### Brief
Set down each entry exactly as given; pictures should not appear in the copy.

### Data supplied
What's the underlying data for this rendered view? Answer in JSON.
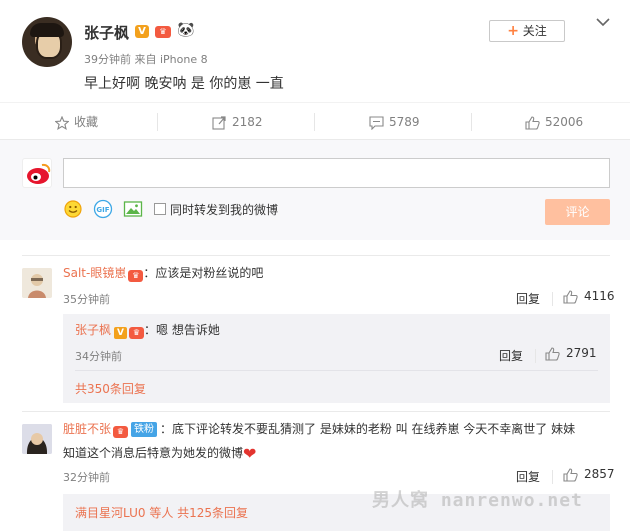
{
  "post": {
    "author": "张子枫",
    "meta": "39分钟前 来自 iPhone 8",
    "text": "早上好啊 晚安呐 是 你的崽 一直",
    "follow_label": "关注",
    "follow_plus": "+"
  },
  "actions": {
    "favorite_label": "收藏",
    "repost_count": "2182",
    "comment_count": "5789",
    "like_count": "52006"
  },
  "composer": {
    "input_value": "",
    "repost_option_label": "同时转发到我的微博",
    "submit_label": "评论"
  },
  "comments": [
    {
      "username": "Salt-眼镜崽",
      "text": "：应该是对粉丝说的吧",
      "time": "35分钟前",
      "reply_label": "回复",
      "likes": "4116",
      "sub": {
        "username": "张子枫",
        "text": "：嗯 想告诉她",
        "time": "34分钟前",
        "reply_label": "回复",
        "likes": "2791",
        "more_label": "共350条回复"
      }
    },
    {
      "username": "脏脏不张",
      "tag": "铁粉",
      "text_line1": "：底下评论转发不要乱猜测了 是妹妹的老粉 叫 在线养崽 今天不幸离世了 妹妹",
      "text_line2": "知道这个消息后特意为她发的微博",
      "time": "32分钟前",
      "reply_label": "回复",
      "likes": "2857",
      "sub": {
        "more_prefix": "满目星河LU0 等人",
        "more_label": "共125条回复"
      }
    }
  ],
  "badges": {
    "v": "V",
    "crown": "♛"
  },
  "watermark": "男人窝 nanrenwo.net",
  "colors": {
    "accent": "#eb7350",
    "submit_bg": "#ffc09f",
    "link": "#eb7350",
    "fans_tag": "#45a4e6"
  }
}
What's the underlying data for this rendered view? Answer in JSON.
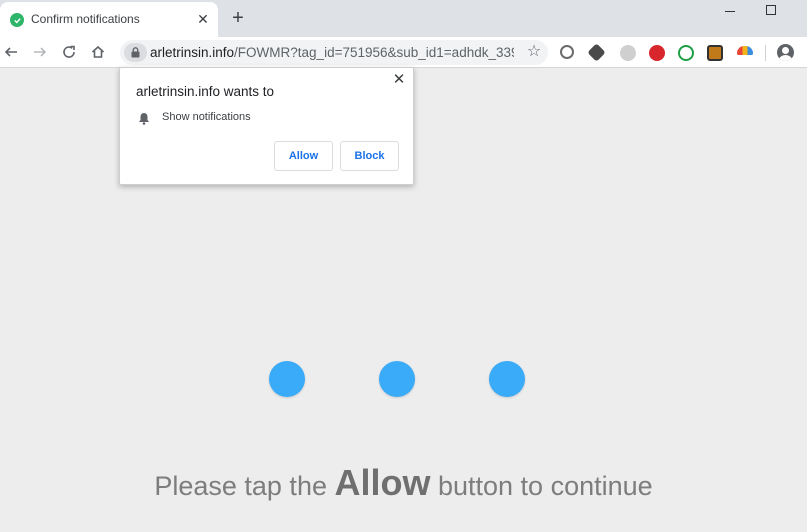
{
  "tab": {
    "title": "Confirm notifications",
    "close": "✕",
    "new_tab": "+"
  },
  "omnibox": {
    "host": "arletrinsin.info",
    "path": "/FOWMR?tag_id=751956&sub_id1=adhdk_339-...",
    "star": "☆"
  },
  "popup": {
    "title": "arletrinsin.info wants to",
    "close": "✕",
    "permission": "Show notifications",
    "allow_label": "Allow",
    "block_label": "Block"
  },
  "page": {
    "message_before": "Please tap the ",
    "message_emphasis": "Allow",
    "message_after": " button to continue"
  },
  "colors": {
    "dot": "#3aabf8",
    "button_text": "#1a73e8",
    "favicon": "#2fb56a",
    "background": "#ededed"
  },
  "icons": [
    "check-icon",
    "close-icon",
    "plus-icon",
    "minimize-icon",
    "maximize-icon",
    "back-icon",
    "forward-icon",
    "reload-icon",
    "home-icon",
    "lock-icon",
    "star-icon",
    "bell-icon",
    "profile-icon"
  ]
}
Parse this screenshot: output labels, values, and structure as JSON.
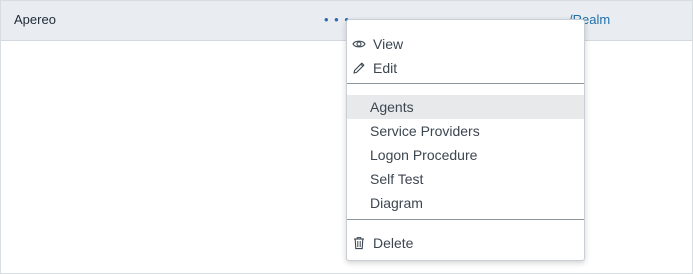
{
  "row": {
    "name": "Apereo",
    "actions_glyph": "• • •",
    "realm_text": "/Realm"
  },
  "menu": {
    "view_label": "View",
    "edit_label": "Edit",
    "agents_label": "Agents",
    "service_providers_label": "Service Providers",
    "logon_procedure_label": "Logon Procedure",
    "self_test_label": "Self Test",
    "diagram_label": "Diagram",
    "delete_label": "Delete",
    "icons": {
      "view": "eye-icon",
      "edit": "pencil-icon",
      "delete": "trash-icon"
    }
  },
  "colors": {
    "row_background": "#e9edf1",
    "link_blue": "#1e6fa8",
    "menu_text": "#3c4650",
    "hover_background": "#e7e9eb"
  }
}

### Solution to the problem
What's the underlying data for this rendered view? Answer in JSON.
{
  "post": {
    "author": "张子枫",
    "meta": "39分钟前 来自 iPhone 8",
    "text": "早上好啊 晚安呐 是 你的崽 一直",
    "follow_label": "关注",
    "follow_plus": "+"
  },
  "actions": {
    "favorite_label": "收藏",
    "repost_count": "2182",
    "comment_count": "5789",
    "like_count": "52006"
  },
  "composer": {
    "input_value": "",
    "repost_option_label": "同时转发到我的微博",
    "submit_label": "评论"
  },
  "comments": [
    {
      "username": "Salt-眼镜崽",
      "text": "：应该是对粉丝说的吧",
      "time": "35分钟前",
      "reply_label": "回复",
      "likes": "4116",
      "sub": {
        "username": "张子枫",
        "text": "：嗯 想告诉她",
        "time": "34分钟前",
        "reply_label": "回复",
        "likes": "2791",
        "more_label": "共350条回复"
      }
    },
    {
      "username": "脏脏不张",
      "tag": "铁粉",
      "text_line1": "：底下评论转发不要乱猜测了 是妹妹的老粉 叫 在线养崽 今天不幸离世了 妹妹",
      "text_line2": "知道这个消息后特意为她发的微博",
      "time": "32分钟前",
      "reply_label": "回复",
      "likes": "2857",
      "sub": {
        "more_prefix": "满目星河LU0 等人",
        "more_label": "共125条回复"
      }
    }
  ],
  "badges": {
    "v": "V",
    "crown": "♛"
  },
  "watermark": "男人窝 nanrenwo.net",
  "colors": {
    "accent": "#eb7350",
    "submit_bg": "#ffc09f",
    "link": "#eb7350",
    "fans_tag": "#45a4e6"
  }
}
What's the underlying data for this rendered view? Answer in JSON.
{
  "tab": {
    "title": "Confirm notifications",
    "close": "✕",
    "new_tab": "+"
  },
  "omnibox": {
    "host": "arletrinsin.info",
    "path": "/FOWMR?tag_id=751956&sub_id1=adhdk_339-...",
    "star": "☆"
  },
  "popup": {
    "title": "arletrinsin.info wants to",
    "close": "✕",
    "permission": "Show notifications",
    "allow_label": "Allow",
    "block_label": "Block"
  },
  "page": {
    "message_before": "Please tap the ",
    "message_emphasis": "Allow",
    "message_after": " button to continue"
  },
  "colors": {
    "dot": "#3aabf8",
    "button_text": "#1a73e8",
    "favicon": "#2fb56a",
    "background": "#ededed"
  },
  "icons": [
    "check-icon",
    "close-icon",
    "plus-icon",
    "minimize-icon",
    "maximize-icon",
    "back-icon",
    "forward-icon",
    "reload-icon",
    "home-icon",
    "lock-icon",
    "star-icon",
    "bell-icon",
    "profile-icon"
  ]
}
Parse this screenshot: output labels, values, and structure as JSON.
{
  "row": {
    "name": "Apereo",
    "actions_glyph": "• • •",
    "realm_text": "/Realm"
  },
  "menu": {
    "view_label": "View",
    "edit_label": "Edit",
    "agents_label": "Agents",
    "service_providers_label": "Service Providers",
    "logon_procedure_label": "Logon Procedure",
    "self_test_label": "Self Test",
    "diagram_label": "Diagram",
    "delete_label": "Delete",
    "icons": {
      "view": "eye-icon",
      "edit": "pencil-icon",
      "delete": "trash-icon"
    }
  },
  "colors": {
    "row_background": "#e9edf1",
    "link_blue": "#1e6fa8",
    "menu_text": "#3c4650",
    "hover_background": "#e7e9eb"
  }
}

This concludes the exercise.